*Exercise:*
Reproduce every item below word for word, leaving out the pictures.

*Excerpted records:*
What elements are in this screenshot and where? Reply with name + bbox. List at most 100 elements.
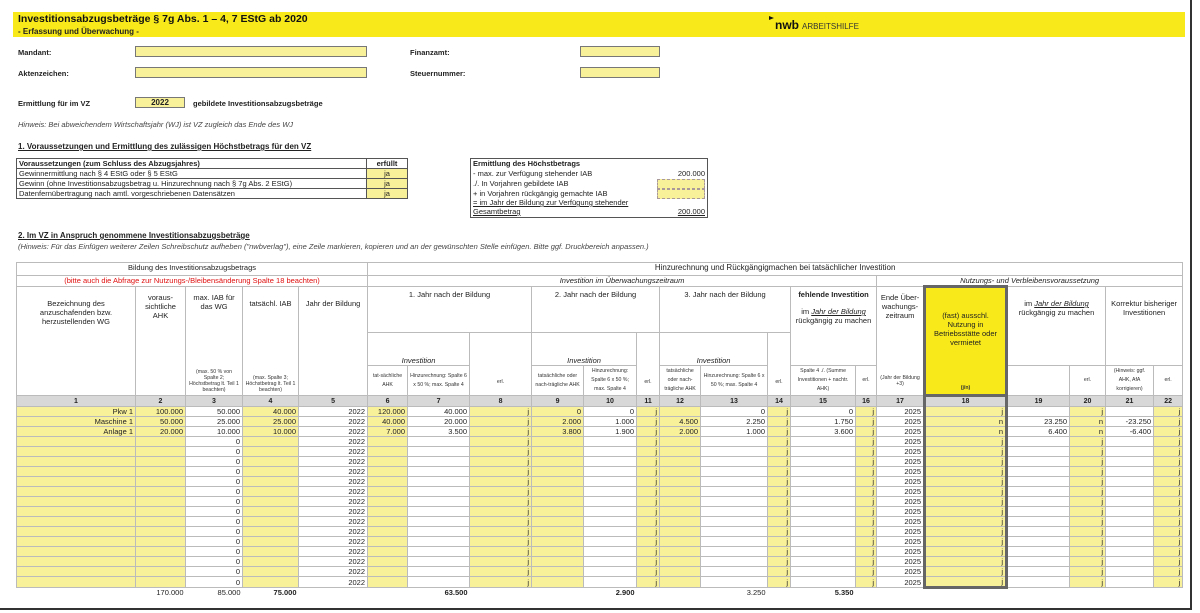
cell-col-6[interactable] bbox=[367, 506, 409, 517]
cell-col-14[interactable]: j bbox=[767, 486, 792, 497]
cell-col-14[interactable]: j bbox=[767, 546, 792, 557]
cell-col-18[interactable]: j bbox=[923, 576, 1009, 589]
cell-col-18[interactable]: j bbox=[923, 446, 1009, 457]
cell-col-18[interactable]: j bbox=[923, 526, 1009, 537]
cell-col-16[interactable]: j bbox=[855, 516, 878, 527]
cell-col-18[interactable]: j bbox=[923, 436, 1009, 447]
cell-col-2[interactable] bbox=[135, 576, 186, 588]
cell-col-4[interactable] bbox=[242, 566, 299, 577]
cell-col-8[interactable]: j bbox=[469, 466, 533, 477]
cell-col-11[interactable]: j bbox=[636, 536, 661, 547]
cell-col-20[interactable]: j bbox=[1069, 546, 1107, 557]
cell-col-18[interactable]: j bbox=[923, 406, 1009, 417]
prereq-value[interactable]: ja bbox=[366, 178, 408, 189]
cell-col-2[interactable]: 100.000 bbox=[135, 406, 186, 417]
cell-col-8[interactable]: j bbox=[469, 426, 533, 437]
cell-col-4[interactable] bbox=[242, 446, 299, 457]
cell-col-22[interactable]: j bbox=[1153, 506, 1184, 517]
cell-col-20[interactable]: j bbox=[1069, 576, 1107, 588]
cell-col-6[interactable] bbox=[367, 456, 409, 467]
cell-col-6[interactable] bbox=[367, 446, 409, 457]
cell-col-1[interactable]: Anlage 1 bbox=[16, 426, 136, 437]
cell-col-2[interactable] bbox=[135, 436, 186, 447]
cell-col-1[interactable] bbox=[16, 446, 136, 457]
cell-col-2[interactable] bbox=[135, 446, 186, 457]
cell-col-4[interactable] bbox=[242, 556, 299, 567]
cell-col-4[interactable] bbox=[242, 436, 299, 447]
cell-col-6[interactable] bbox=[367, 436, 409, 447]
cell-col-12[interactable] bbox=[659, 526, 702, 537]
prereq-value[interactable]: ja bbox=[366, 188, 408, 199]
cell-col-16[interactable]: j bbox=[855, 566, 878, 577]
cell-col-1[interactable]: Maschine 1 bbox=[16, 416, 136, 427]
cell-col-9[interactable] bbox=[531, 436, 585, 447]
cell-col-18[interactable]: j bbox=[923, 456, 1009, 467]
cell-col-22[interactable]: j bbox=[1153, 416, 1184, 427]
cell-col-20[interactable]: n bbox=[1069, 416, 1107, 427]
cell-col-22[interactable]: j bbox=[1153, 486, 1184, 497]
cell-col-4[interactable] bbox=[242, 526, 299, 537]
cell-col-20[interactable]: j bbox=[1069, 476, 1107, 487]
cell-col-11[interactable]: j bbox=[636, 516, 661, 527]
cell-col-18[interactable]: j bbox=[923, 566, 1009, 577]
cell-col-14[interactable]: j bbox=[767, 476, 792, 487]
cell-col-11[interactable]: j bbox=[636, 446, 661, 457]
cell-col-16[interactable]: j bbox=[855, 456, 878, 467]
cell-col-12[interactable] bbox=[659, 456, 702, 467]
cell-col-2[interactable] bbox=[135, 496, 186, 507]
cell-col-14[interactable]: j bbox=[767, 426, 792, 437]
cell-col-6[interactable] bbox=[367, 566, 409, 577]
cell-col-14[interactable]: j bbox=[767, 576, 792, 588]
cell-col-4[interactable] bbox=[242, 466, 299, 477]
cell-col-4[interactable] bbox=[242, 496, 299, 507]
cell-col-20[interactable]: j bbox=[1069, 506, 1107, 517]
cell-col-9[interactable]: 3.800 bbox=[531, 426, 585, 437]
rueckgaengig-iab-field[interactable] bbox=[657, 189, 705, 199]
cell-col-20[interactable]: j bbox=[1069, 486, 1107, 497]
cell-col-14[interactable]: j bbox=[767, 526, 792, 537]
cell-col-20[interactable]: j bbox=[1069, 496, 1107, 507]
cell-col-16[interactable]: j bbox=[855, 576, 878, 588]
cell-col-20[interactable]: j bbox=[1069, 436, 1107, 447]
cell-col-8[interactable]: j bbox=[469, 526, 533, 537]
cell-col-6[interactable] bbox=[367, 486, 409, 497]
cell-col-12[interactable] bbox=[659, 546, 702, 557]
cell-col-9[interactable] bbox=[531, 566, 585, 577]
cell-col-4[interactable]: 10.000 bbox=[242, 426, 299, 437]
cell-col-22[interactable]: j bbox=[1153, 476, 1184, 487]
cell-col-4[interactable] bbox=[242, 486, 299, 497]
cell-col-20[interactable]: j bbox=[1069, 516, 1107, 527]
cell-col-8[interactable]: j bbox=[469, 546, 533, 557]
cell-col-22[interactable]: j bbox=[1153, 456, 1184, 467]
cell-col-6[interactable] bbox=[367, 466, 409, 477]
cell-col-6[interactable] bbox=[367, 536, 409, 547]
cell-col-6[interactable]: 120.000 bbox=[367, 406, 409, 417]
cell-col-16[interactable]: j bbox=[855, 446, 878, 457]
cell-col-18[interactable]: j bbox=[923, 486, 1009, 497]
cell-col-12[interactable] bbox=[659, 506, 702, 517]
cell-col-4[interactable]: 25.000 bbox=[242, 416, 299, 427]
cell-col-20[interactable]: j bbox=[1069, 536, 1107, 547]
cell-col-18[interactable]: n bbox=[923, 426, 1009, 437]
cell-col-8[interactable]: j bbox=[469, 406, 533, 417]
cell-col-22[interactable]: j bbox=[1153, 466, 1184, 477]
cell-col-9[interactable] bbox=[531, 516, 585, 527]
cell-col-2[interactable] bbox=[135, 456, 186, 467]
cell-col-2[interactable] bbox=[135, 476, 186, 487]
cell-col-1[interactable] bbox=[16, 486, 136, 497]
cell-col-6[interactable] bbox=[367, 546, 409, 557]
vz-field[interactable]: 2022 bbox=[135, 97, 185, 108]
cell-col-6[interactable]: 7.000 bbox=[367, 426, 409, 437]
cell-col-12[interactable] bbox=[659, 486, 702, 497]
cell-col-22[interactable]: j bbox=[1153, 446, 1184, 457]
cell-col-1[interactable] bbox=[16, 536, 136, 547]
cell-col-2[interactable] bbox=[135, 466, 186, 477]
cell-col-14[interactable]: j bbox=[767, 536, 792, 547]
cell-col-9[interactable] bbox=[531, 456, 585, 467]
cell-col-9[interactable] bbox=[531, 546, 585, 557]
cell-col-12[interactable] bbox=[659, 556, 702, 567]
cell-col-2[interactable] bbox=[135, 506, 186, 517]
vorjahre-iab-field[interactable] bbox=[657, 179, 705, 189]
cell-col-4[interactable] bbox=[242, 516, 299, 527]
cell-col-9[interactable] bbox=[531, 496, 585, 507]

*Answer for the task:*
What elements are in this screenshot and where? Reply with name + bbox. List at most 100 elements.
cell-col-6[interactable] bbox=[367, 506, 409, 517]
cell-col-14[interactable]: j bbox=[767, 486, 792, 497]
cell-col-14[interactable]: j bbox=[767, 546, 792, 557]
cell-col-18[interactable]: j bbox=[923, 576, 1009, 589]
cell-col-18[interactable]: j bbox=[923, 446, 1009, 457]
cell-col-18[interactable]: j bbox=[923, 526, 1009, 537]
cell-col-16[interactable]: j bbox=[855, 516, 878, 527]
cell-col-18[interactable]: j bbox=[923, 436, 1009, 447]
cell-col-2[interactable] bbox=[135, 576, 186, 588]
cell-col-4[interactable] bbox=[242, 566, 299, 577]
cell-col-8[interactable]: j bbox=[469, 466, 533, 477]
cell-col-11[interactable]: j bbox=[636, 536, 661, 547]
cell-col-20[interactable]: j bbox=[1069, 546, 1107, 557]
cell-col-18[interactable]: j bbox=[923, 406, 1009, 417]
prereq-value[interactable]: ja bbox=[366, 178, 408, 189]
cell-col-2[interactable]: 100.000 bbox=[135, 406, 186, 417]
cell-col-8[interactable]: j bbox=[469, 426, 533, 437]
cell-col-4[interactable] bbox=[242, 446, 299, 457]
cell-col-22[interactable]: j bbox=[1153, 506, 1184, 517]
cell-col-20[interactable]: j bbox=[1069, 576, 1107, 588]
cell-col-6[interactable] bbox=[367, 456, 409, 467]
cell-col-6[interactable] bbox=[367, 446, 409, 457]
cell-col-1[interactable]: Anlage 1 bbox=[16, 426, 136, 437]
cell-col-2[interactable] bbox=[135, 436, 186, 447]
cell-col-1[interactable] bbox=[16, 446, 136, 457]
cell-col-2[interactable] bbox=[135, 446, 186, 457]
cell-col-4[interactable] bbox=[242, 556, 299, 567]
cell-col-4[interactable] bbox=[242, 436, 299, 447]
cell-col-6[interactable] bbox=[367, 436, 409, 447]
cell-col-12[interactable] bbox=[659, 526, 702, 537]
prereq-value[interactable]: ja bbox=[366, 188, 408, 199]
cell-col-16[interactable]: j bbox=[855, 566, 878, 577]
cell-col-1[interactable]: Maschine 1 bbox=[16, 416, 136, 427]
cell-col-9[interactable] bbox=[531, 436, 585, 447]
cell-col-18[interactable]: j bbox=[923, 456, 1009, 467]
cell-col-22[interactable]: j bbox=[1153, 416, 1184, 427]
cell-col-20[interactable]: n bbox=[1069, 416, 1107, 427]
cell-col-22[interactable]: j bbox=[1153, 486, 1184, 497]
cell-col-4[interactable] bbox=[242, 526, 299, 537]
cell-col-20[interactable]: j bbox=[1069, 476, 1107, 487]
cell-col-11[interactable]: j bbox=[636, 516, 661, 527]
cell-col-18[interactable]: j bbox=[923, 566, 1009, 577]
cell-col-14[interactable]: j bbox=[767, 476, 792, 487]
cell-col-11[interactable]: j bbox=[636, 446, 661, 457]
cell-col-16[interactable]: j bbox=[855, 456, 878, 467]
cell-col-12[interactable] bbox=[659, 456, 702, 467]
cell-col-2[interactable] bbox=[135, 496, 186, 507]
cell-col-14[interactable]: j bbox=[767, 426, 792, 437]
cell-col-6[interactable] bbox=[367, 566, 409, 577]
cell-col-14[interactable]: j bbox=[767, 576, 792, 588]
cell-col-4[interactable] bbox=[242, 466, 299, 477]
cell-col-4[interactable] bbox=[242, 496, 299, 507]
cell-col-20[interactable]: j bbox=[1069, 506, 1107, 517]
cell-col-9[interactable]: 3.800 bbox=[531, 426, 585, 437]
rueckgaengig-iab-field[interactable] bbox=[657, 189, 705, 199]
cell-col-20[interactable]: j bbox=[1069, 486, 1107, 497]
cell-col-14[interactable]: j bbox=[767, 526, 792, 537]
cell-col-20[interactable]: j bbox=[1069, 496, 1107, 507]
cell-col-16[interactable]: j bbox=[855, 576, 878, 588]
cell-col-20[interactable]: j bbox=[1069, 436, 1107, 447]
cell-col-8[interactable]: j bbox=[469, 526, 533, 537]
cell-col-6[interactable] bbox=[367, 486, 409, 497]
cell-col-12[interactable] bbox=[659, 546, 702, 557]
cell-col-9[interactable] bbox=[531, 566, 585, 577]
cell-col-4[interactable]: 10.000 bbox=[242, 426, 299, 437]
cell-col-22[interactable]: j bbox=[1153, 476, 1184, 487]
cell-col-4[interactable] bbox=[242, 486, 299, 497]
cell-col-20[interactable]: j bbox=[1069, 516, 1107, 527]
cell-col-8[interactable]: j bbox=[469, 546, 533, 557]
cell-col-22[interactable]: j bbox=[1153, 456, 1184, 467]
cell-col-6[interactable] bbox=[367, 466, 409, 477]
cell-col-6[interactable] bbox=[367, 536, 409, 547]
cell-col-6[interactable]: 120.000 bbox=[367, 406, 409, 417]
cell-col-16[interactable]: j bbox=[855, 446, 878, 457]
cell-col-18[interactable]: j bbox=[923, 486, 1009, 497]
cell-col-12[interactable] bbox=[659, 506, 702, 517]
cell-col-4[interactable]: 25.000 bbox=[242, 416, 299, 427]
cell-col-20[interactable]: j bbox=[1069, 536, 1107, 547]
cell-col-18[interactable]: n bbox=[923, 426, 1009, 437]
cell-col-8[interactable]: j bbox=[469, 406, 533, 417]
cell-col-22[interactable]: j bbox=[1153, 466, 1184, 477]
cell-col-9[interactable] bbox=[531, 516, 585, 527]
cell-col-2[interactable] bbox=[135, 456, 186, 467]
cell-col-2[interactable] bbox=[135, 476, 186, 487]
cell-col-1[interactable] bbox=[16, 486, 136, 497]
cell-col-6[interactable] bbox=[367, 546, 409, 557]
vz-field[interactable]: 2022 bbox=[135, 97, 185, 108]
cell-col-6[interactable]: 7.000 bbox=[367, 426, 409, 437]
cell-col-12[interactable] bbox=[659, 486, 702, 497]
cell-col-22[interactable]: j bbox=[1153, 446, 1184, 457]
cell-col-1[interactable] bbox=[16, 536, 136, 547]
cell-col-2[interactable] bbox=[135, 466, 186, 477]
cell-col-14[interactable]: j bbox=[767, 536, 792, 547]
cell-col-9[interactable] bbox=[531, 456, 585, 467]
cell-col-9[interactable] bbox=[531, 546, 585, 557]
cell-col-12[interactable] bbox=[659, 556, 702, 567]
cell-col-2[interactable] bbox=[135, 506, 186, 517]
vorjahre-iab-field[interactable] bbox=[657, 179, 705, 189]
cell-col-4[interactable] bbox=[242, 516, 299, 527]
cell-col-9[interactable] bbox=[531, 496, 585, 507]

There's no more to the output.